### Data excerpts
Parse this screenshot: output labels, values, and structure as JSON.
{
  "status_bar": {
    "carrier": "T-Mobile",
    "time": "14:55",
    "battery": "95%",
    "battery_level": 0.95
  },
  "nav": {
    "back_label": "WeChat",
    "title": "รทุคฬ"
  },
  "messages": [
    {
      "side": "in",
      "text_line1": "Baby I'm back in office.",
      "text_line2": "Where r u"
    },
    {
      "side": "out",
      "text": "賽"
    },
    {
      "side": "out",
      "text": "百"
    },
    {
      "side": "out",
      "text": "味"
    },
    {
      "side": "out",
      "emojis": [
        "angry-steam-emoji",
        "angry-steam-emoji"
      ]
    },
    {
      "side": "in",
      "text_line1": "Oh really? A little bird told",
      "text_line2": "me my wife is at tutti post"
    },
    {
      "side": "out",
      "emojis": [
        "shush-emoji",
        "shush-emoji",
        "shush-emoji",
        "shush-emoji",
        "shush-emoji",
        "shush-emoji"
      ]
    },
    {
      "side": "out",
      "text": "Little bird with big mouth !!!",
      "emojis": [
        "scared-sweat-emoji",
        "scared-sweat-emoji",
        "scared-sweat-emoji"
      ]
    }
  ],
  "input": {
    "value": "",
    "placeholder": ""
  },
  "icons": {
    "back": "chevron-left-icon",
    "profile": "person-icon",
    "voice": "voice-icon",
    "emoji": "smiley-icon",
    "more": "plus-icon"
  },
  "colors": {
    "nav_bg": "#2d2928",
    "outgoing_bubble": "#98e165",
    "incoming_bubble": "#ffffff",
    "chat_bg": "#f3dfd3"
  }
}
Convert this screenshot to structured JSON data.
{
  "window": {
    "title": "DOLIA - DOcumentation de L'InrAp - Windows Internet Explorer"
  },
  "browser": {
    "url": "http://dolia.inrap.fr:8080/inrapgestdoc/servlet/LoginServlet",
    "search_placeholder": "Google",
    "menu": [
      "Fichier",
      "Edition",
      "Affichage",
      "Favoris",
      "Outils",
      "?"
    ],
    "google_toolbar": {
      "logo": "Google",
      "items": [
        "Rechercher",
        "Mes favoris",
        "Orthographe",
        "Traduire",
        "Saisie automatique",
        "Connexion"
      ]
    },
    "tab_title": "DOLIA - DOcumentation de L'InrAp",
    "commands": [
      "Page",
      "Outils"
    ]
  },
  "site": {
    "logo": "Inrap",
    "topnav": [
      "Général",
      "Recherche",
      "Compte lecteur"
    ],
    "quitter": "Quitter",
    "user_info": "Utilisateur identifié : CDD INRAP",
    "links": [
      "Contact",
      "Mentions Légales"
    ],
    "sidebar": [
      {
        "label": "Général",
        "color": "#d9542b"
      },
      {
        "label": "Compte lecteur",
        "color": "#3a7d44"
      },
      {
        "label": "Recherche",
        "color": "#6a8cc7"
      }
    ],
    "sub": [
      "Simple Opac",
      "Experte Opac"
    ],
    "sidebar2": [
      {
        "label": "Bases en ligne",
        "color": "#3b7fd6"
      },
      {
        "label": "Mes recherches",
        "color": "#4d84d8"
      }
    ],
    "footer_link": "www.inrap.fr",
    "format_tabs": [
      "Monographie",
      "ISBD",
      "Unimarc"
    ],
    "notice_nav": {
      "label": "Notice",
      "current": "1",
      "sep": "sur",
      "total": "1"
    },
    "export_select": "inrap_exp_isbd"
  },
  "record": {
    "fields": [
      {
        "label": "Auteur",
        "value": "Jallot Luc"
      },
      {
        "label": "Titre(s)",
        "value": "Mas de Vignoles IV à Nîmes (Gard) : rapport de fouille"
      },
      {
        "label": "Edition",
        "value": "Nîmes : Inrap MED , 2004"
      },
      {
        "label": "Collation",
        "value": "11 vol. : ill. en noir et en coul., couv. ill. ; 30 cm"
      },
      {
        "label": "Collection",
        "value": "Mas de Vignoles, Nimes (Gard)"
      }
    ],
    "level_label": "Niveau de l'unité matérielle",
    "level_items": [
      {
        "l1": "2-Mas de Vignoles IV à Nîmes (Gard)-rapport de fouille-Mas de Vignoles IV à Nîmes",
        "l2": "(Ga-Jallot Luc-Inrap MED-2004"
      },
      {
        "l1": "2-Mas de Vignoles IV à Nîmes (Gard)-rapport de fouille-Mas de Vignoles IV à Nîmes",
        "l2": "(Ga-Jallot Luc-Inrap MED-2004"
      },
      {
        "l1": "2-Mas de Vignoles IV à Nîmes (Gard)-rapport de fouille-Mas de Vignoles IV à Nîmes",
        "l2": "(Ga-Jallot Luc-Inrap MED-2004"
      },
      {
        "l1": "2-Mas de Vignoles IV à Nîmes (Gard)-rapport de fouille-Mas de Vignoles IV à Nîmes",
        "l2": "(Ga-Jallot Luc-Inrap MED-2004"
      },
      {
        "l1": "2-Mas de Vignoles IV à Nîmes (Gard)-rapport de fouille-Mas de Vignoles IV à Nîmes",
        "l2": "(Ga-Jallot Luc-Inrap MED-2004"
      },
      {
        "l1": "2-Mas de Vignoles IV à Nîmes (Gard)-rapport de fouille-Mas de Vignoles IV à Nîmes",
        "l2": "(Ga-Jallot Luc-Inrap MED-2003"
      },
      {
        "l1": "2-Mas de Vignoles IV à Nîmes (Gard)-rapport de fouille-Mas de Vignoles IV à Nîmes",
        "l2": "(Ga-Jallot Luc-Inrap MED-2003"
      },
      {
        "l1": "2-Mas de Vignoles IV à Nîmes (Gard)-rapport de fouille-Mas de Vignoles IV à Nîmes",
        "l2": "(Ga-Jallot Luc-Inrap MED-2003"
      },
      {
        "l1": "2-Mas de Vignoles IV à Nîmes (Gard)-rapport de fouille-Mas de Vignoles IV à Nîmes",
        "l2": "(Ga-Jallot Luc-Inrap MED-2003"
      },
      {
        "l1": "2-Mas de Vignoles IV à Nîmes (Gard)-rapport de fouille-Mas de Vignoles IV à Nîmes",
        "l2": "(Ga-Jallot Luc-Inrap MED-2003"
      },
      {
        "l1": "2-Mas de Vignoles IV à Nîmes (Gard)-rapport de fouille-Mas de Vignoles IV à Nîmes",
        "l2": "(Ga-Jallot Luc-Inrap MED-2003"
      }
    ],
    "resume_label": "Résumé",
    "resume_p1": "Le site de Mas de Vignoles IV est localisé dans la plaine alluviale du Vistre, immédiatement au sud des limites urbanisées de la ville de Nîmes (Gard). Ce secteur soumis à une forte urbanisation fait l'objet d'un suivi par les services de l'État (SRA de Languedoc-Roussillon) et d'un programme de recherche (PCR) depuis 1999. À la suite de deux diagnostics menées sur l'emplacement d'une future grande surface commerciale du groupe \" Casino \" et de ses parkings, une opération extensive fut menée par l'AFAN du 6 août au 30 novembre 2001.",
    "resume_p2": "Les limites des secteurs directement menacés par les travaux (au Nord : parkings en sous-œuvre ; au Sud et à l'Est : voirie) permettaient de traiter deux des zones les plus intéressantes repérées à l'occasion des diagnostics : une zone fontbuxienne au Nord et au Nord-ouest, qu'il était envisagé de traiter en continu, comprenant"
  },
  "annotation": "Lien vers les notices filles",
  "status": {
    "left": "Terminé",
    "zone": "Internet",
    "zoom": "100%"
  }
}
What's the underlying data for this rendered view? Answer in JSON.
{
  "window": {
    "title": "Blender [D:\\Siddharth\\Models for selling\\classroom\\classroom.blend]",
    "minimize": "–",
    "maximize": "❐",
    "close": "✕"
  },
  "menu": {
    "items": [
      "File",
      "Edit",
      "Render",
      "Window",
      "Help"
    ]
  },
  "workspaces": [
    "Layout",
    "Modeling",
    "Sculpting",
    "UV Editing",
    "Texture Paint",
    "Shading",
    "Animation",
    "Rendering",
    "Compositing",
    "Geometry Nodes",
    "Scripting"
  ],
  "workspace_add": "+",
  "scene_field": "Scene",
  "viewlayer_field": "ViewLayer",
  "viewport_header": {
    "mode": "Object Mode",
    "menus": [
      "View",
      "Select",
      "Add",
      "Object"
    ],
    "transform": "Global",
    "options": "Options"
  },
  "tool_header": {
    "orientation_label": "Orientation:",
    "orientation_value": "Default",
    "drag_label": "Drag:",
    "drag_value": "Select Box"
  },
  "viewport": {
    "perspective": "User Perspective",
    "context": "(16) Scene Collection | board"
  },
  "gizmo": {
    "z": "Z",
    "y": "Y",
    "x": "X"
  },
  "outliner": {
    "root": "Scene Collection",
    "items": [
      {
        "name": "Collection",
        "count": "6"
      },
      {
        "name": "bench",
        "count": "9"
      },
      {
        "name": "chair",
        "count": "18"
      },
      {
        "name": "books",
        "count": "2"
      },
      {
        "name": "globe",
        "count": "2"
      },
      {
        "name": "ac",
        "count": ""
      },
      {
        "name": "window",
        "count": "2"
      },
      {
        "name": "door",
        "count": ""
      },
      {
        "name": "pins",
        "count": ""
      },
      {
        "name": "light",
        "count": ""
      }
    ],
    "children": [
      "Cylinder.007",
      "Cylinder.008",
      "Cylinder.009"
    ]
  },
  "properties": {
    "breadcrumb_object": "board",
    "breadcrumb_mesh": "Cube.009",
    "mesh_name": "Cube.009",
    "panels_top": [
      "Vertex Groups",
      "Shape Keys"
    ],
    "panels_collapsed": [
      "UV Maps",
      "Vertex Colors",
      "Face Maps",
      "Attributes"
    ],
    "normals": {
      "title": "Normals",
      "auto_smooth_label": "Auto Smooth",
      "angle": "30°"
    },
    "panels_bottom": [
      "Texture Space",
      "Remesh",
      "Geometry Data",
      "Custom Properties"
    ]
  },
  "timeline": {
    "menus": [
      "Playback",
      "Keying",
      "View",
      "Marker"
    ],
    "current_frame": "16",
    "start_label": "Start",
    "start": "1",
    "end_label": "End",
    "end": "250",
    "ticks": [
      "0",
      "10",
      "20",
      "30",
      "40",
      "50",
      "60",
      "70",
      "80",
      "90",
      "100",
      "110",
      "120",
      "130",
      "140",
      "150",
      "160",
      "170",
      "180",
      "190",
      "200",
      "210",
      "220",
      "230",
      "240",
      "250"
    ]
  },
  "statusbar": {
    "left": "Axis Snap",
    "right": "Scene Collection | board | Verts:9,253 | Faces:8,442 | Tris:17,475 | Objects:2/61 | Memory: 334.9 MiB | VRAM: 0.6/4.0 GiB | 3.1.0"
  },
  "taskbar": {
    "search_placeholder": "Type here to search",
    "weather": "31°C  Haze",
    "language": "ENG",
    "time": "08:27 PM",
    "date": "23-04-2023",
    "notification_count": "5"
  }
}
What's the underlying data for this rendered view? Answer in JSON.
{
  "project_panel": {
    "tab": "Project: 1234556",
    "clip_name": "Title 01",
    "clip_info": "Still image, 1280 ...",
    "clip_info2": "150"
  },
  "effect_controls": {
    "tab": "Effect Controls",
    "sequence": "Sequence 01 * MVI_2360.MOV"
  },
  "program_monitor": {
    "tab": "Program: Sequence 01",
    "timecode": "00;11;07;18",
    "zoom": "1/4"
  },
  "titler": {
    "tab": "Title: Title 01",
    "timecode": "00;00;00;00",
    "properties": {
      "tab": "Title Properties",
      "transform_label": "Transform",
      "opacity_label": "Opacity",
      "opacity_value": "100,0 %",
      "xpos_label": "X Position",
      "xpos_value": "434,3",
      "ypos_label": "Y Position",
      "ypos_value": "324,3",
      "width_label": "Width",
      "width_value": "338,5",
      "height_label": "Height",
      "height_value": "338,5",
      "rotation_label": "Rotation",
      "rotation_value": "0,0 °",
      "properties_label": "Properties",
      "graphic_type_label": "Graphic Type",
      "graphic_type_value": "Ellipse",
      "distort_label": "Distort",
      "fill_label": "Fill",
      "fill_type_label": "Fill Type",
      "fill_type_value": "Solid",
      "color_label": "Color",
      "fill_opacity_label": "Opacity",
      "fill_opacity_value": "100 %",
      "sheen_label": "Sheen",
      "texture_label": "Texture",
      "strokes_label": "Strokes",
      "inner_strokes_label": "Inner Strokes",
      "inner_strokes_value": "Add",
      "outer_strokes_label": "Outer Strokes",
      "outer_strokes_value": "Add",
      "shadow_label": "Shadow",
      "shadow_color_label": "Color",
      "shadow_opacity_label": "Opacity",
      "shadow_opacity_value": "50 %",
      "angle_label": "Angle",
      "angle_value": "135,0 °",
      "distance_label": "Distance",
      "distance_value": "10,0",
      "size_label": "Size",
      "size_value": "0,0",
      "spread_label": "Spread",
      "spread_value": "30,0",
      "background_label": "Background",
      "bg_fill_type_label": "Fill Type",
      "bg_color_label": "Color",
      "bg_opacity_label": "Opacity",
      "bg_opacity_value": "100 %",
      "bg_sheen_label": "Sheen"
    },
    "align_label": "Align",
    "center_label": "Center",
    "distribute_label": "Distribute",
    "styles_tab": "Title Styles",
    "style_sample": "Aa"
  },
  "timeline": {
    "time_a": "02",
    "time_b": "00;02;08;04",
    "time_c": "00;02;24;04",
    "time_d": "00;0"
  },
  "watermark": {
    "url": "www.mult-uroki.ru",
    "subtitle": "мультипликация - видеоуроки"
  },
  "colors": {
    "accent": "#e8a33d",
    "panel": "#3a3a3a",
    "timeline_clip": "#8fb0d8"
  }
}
######
Goal of the exercise -
Say how many lines include the word "site"; reply with the number alone.

Exercise response -
2